Figure data in JSON:
--- begin ---

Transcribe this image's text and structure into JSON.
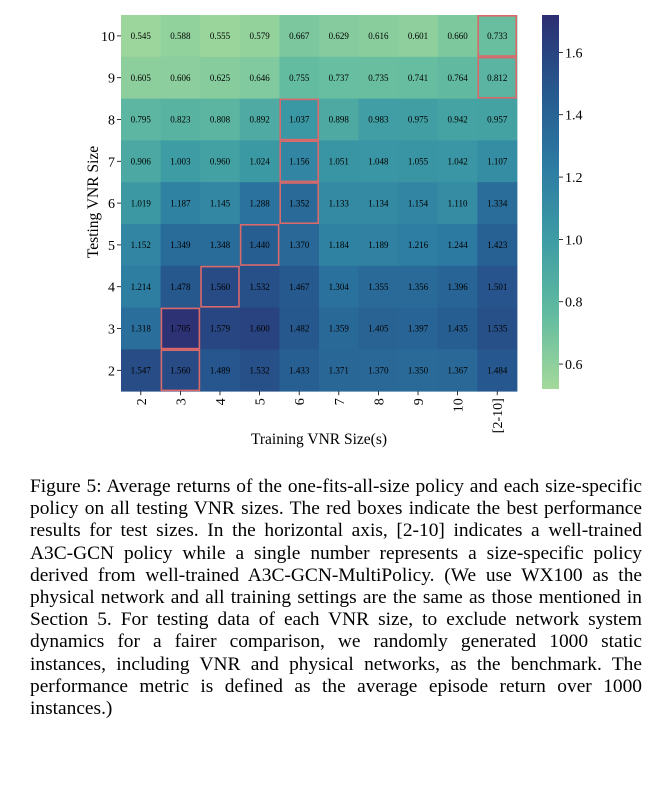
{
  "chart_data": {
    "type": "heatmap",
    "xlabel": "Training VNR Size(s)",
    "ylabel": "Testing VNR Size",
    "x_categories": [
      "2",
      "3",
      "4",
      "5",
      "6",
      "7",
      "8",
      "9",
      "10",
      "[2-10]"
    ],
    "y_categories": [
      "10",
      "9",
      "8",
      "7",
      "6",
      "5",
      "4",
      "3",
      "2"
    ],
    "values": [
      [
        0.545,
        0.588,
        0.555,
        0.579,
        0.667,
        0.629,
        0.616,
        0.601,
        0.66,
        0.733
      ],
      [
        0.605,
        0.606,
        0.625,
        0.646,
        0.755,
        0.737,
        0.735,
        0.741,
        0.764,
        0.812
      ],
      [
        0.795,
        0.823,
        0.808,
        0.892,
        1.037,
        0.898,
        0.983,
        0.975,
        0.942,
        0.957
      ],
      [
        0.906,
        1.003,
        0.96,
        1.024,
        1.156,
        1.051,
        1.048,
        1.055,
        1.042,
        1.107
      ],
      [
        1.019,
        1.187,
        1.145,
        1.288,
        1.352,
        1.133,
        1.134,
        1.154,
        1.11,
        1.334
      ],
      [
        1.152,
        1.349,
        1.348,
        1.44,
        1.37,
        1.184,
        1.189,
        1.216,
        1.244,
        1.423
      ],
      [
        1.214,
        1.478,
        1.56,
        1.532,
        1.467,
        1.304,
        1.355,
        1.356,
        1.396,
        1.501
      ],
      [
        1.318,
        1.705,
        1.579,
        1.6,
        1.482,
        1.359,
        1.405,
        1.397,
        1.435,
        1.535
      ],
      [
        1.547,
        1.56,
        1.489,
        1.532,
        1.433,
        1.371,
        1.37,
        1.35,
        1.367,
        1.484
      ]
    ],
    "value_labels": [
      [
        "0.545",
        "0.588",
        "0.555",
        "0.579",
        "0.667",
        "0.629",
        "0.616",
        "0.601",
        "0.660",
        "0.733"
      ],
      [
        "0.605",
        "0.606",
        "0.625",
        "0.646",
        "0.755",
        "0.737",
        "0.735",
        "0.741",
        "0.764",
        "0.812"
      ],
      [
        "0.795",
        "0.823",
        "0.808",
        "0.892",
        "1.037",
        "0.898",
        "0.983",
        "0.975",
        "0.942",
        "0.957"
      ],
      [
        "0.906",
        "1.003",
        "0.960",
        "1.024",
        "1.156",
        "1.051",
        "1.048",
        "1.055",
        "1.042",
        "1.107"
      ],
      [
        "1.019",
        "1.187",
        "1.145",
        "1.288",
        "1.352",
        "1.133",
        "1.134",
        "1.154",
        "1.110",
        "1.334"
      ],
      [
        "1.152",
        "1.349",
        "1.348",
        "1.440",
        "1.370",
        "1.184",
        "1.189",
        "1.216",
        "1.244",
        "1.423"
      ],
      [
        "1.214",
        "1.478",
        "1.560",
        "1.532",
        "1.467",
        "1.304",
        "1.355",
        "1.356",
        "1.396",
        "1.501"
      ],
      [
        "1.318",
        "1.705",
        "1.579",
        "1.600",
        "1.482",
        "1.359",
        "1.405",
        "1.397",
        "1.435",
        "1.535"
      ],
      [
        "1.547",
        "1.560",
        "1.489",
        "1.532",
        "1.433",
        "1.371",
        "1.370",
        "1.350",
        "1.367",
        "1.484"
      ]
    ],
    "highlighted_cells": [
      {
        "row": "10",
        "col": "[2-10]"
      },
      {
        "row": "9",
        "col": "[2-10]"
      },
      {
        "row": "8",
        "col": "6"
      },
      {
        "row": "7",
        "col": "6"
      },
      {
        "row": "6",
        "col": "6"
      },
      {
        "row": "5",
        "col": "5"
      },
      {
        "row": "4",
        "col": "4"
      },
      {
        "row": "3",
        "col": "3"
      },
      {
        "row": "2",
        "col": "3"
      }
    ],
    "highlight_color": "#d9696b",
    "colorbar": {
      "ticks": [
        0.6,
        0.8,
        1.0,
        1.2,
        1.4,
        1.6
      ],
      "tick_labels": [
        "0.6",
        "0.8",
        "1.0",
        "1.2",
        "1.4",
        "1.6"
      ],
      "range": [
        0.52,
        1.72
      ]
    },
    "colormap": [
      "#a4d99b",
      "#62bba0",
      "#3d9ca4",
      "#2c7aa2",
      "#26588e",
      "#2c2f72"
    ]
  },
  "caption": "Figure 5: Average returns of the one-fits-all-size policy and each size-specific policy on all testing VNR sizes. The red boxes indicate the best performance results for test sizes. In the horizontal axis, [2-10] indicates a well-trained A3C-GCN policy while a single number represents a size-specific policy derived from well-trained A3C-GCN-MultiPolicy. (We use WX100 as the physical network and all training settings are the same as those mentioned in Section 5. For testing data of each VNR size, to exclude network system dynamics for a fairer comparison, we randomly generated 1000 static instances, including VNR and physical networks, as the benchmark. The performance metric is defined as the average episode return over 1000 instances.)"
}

--- end ---
--- begin ---

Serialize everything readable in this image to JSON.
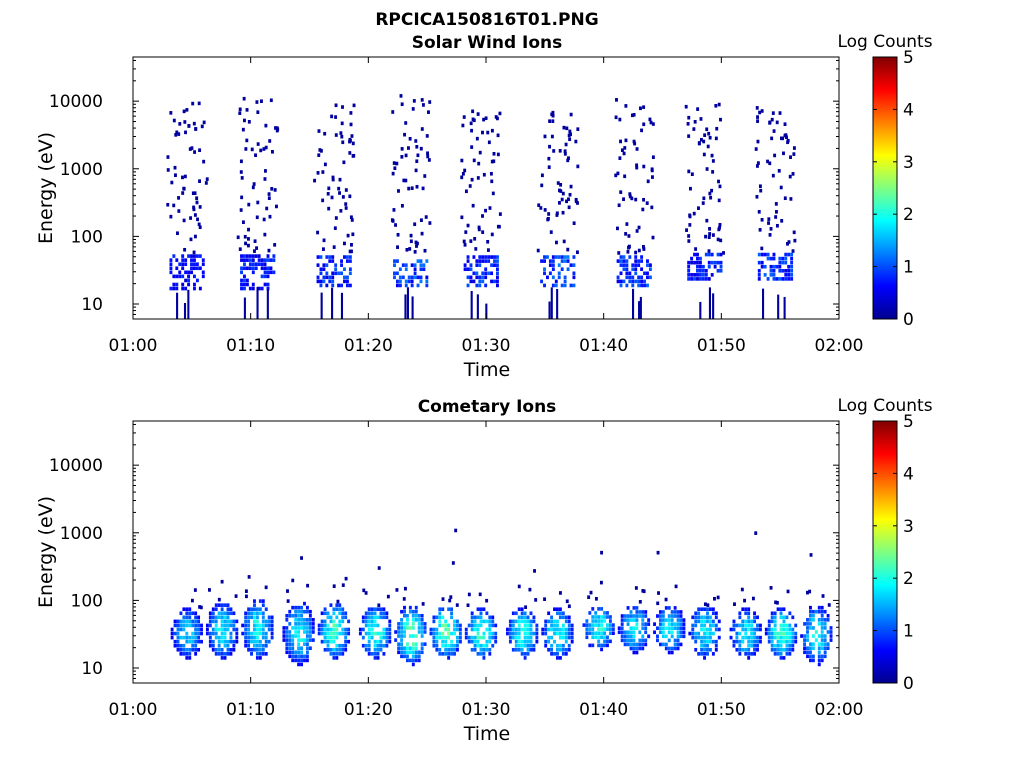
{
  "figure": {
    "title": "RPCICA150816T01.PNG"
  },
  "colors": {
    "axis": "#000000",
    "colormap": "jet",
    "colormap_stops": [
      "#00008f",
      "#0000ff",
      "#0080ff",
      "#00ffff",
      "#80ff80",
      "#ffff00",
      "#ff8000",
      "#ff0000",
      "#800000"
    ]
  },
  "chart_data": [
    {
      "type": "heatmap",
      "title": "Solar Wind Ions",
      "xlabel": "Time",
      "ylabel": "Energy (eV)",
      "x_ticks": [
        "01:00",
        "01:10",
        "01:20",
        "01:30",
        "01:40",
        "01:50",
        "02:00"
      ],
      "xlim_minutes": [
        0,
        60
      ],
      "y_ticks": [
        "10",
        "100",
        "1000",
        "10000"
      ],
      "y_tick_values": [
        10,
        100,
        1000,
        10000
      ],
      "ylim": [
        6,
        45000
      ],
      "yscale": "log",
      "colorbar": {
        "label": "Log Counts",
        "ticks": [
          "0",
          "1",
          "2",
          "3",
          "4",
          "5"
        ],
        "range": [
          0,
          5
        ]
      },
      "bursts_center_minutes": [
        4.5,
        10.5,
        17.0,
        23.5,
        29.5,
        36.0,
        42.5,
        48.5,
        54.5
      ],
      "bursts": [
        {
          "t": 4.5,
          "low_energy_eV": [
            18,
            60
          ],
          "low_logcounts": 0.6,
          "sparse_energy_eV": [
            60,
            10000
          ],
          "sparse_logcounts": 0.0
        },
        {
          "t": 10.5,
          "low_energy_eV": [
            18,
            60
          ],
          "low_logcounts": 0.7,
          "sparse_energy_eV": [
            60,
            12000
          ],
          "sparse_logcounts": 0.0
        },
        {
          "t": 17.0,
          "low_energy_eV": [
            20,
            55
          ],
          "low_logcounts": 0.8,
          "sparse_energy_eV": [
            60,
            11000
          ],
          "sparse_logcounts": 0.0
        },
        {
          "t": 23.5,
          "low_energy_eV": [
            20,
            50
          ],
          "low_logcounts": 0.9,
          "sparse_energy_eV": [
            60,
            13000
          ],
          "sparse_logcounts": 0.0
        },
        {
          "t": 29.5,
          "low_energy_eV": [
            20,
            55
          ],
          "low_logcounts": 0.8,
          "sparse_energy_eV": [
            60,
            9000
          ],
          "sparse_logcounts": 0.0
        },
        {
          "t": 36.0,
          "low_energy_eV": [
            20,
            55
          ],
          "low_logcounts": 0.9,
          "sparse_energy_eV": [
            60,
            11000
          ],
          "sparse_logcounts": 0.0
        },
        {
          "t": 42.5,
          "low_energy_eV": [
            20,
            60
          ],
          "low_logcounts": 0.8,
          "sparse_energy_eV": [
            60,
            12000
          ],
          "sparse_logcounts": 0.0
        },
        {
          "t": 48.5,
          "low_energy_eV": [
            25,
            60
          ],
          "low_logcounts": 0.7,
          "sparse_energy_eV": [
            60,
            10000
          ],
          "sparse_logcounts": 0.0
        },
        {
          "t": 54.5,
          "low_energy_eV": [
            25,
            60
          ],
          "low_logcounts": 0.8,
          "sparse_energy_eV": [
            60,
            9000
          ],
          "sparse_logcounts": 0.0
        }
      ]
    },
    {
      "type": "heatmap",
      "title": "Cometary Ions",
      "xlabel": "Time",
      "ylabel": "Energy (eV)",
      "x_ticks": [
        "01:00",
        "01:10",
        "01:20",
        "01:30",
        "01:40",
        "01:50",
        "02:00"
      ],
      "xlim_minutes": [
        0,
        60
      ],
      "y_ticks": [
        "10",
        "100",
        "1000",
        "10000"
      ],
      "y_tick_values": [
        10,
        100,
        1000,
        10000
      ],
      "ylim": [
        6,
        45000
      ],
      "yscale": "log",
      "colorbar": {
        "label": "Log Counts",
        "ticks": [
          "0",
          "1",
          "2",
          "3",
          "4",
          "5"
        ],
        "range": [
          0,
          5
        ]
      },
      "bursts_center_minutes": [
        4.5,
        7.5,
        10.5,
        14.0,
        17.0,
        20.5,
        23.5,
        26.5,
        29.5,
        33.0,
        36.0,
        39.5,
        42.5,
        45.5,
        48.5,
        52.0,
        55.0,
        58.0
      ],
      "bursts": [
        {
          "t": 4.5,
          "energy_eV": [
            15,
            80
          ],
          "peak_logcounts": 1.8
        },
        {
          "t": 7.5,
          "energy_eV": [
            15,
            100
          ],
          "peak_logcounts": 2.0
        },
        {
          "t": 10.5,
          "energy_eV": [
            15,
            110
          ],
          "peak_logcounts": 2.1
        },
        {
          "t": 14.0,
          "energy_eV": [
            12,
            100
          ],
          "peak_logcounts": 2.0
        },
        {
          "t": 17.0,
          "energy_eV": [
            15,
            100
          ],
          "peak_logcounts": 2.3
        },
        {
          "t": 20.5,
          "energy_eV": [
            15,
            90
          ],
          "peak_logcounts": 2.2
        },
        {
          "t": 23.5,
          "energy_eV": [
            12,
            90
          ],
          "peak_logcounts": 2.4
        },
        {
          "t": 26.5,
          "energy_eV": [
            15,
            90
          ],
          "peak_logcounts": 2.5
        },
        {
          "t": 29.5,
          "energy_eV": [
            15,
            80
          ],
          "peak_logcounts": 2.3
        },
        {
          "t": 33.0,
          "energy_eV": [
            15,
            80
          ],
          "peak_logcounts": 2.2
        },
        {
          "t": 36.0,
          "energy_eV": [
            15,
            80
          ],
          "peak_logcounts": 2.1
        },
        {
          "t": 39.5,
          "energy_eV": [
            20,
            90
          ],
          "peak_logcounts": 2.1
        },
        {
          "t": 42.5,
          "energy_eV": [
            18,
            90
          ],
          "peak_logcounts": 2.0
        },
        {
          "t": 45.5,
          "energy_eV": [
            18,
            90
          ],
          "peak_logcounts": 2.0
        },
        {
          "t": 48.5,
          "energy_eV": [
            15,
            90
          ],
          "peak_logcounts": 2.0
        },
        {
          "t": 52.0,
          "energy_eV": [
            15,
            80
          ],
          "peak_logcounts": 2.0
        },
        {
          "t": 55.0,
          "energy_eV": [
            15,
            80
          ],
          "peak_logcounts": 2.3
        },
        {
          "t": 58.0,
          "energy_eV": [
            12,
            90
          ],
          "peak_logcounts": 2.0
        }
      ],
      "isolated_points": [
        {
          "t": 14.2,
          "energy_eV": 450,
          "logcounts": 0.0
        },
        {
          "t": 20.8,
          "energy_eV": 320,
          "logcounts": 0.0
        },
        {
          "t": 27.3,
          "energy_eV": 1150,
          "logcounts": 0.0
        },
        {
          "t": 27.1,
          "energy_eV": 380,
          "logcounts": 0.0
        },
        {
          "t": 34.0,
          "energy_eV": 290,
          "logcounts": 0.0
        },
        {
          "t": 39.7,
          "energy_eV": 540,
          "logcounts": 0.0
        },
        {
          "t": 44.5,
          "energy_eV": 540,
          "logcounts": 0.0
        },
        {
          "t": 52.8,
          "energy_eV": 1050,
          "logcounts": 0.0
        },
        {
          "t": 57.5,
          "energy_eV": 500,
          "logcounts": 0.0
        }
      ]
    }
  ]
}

--- end ---
--- begin ---

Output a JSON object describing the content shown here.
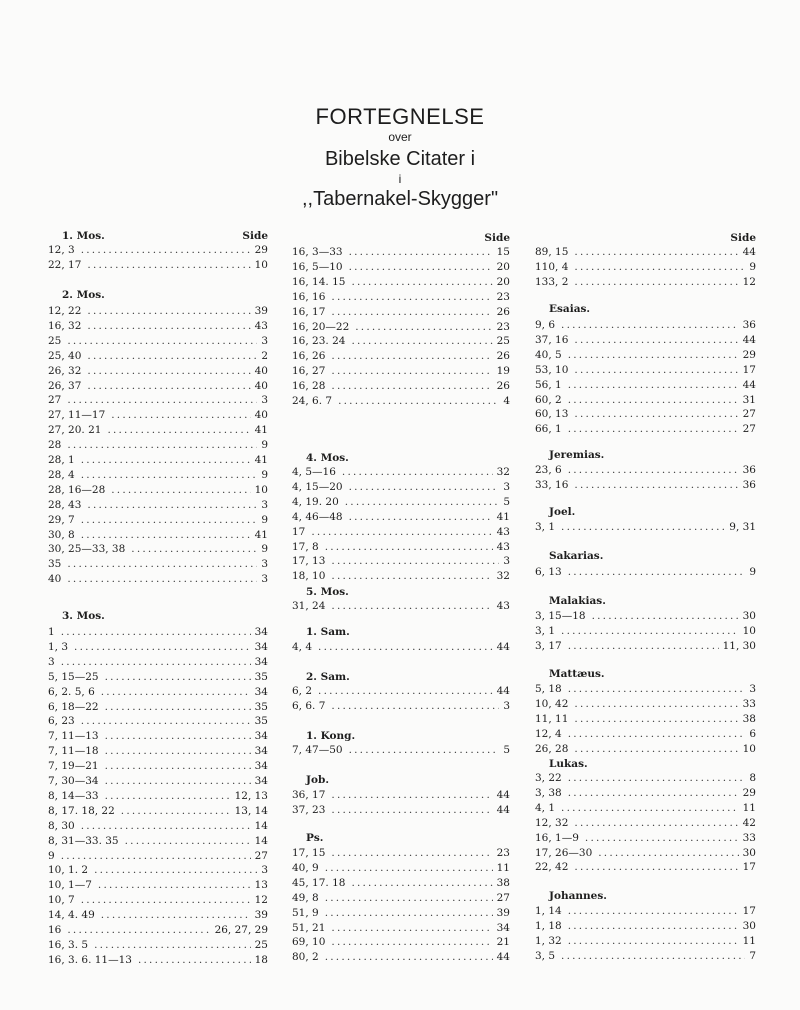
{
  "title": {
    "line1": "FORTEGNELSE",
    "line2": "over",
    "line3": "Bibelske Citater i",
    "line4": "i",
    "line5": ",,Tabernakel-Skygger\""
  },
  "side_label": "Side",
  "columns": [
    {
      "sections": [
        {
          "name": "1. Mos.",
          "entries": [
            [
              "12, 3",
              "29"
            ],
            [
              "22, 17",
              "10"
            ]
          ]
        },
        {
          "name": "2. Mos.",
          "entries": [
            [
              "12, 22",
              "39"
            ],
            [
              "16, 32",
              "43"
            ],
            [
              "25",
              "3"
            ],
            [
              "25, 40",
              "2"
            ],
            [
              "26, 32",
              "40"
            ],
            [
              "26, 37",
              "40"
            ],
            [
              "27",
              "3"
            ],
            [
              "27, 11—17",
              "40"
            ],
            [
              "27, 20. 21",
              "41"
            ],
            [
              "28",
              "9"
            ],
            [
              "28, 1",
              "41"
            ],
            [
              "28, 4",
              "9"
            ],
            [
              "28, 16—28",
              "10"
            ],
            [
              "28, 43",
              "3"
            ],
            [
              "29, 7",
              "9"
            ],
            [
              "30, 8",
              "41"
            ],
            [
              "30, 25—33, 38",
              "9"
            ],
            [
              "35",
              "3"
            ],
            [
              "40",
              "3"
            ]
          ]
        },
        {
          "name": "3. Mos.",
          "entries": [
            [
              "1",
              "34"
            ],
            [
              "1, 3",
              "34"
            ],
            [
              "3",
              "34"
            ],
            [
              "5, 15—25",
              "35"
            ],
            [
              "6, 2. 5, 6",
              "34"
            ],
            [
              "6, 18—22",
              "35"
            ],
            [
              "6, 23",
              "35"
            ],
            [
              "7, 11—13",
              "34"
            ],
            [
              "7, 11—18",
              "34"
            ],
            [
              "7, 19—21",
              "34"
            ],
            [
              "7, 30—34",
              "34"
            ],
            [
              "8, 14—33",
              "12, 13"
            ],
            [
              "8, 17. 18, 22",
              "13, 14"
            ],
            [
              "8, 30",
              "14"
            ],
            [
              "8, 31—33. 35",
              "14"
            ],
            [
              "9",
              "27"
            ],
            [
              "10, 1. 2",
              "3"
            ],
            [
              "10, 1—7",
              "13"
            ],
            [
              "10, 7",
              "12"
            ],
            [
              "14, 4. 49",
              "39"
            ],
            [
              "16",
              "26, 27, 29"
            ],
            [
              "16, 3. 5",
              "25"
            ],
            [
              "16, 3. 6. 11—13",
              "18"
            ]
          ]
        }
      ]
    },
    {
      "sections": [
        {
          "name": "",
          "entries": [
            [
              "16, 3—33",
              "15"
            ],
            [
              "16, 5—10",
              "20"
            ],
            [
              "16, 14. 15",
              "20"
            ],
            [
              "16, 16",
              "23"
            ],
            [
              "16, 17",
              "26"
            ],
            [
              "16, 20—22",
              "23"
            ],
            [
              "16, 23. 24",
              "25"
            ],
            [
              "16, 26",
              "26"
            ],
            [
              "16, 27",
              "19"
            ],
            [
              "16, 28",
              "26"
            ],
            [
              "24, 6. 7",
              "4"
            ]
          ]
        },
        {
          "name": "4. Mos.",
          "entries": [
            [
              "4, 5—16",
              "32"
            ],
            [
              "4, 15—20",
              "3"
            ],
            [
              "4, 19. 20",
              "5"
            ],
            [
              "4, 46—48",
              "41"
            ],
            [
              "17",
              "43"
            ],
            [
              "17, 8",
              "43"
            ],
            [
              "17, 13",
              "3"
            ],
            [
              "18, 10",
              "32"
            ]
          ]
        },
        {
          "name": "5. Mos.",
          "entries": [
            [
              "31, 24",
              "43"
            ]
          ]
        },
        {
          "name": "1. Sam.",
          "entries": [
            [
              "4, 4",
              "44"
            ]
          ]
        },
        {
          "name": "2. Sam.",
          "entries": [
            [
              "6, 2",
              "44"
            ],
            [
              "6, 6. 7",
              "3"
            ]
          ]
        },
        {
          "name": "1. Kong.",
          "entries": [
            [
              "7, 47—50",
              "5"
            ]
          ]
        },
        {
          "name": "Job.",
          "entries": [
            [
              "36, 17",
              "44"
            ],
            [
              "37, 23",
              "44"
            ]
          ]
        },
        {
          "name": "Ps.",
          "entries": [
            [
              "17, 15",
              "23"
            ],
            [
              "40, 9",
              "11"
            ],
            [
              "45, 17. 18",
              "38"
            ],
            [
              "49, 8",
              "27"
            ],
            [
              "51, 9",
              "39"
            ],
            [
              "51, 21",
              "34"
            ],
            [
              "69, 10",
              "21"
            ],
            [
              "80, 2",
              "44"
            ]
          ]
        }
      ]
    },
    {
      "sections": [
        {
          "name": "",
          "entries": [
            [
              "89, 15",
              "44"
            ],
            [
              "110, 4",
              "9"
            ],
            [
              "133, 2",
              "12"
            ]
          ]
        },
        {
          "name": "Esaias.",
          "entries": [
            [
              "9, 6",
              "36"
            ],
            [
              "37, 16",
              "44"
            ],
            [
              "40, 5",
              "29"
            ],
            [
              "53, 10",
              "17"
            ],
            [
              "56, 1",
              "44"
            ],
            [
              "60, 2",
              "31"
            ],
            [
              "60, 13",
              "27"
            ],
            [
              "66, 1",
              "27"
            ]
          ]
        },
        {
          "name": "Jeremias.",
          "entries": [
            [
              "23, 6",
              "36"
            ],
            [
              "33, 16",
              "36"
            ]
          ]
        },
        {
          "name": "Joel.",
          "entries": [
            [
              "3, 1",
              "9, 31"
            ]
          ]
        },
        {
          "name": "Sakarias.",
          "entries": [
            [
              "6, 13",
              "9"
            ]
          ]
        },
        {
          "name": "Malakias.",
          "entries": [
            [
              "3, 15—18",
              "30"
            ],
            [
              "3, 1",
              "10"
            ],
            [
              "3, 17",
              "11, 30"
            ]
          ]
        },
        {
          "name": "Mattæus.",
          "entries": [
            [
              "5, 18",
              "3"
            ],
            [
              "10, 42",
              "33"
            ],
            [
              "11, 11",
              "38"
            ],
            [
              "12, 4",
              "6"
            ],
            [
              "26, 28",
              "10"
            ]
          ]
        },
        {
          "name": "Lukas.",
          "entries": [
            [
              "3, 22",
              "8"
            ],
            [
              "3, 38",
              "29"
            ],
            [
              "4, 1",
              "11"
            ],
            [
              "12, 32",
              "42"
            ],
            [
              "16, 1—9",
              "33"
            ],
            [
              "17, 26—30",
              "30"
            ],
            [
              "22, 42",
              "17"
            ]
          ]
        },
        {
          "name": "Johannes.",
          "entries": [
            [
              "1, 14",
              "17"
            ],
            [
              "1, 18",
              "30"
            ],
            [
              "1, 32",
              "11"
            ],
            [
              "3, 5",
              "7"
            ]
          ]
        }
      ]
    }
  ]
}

--- end ---

| What is being asked |
Go through the material and copy out every line with "title" in it.

| Result |
    "title": "RPCICA150816T01.PNG"
      "title": "Solar Wind Ions",
      "title": "Cometary Ions",
  "title": {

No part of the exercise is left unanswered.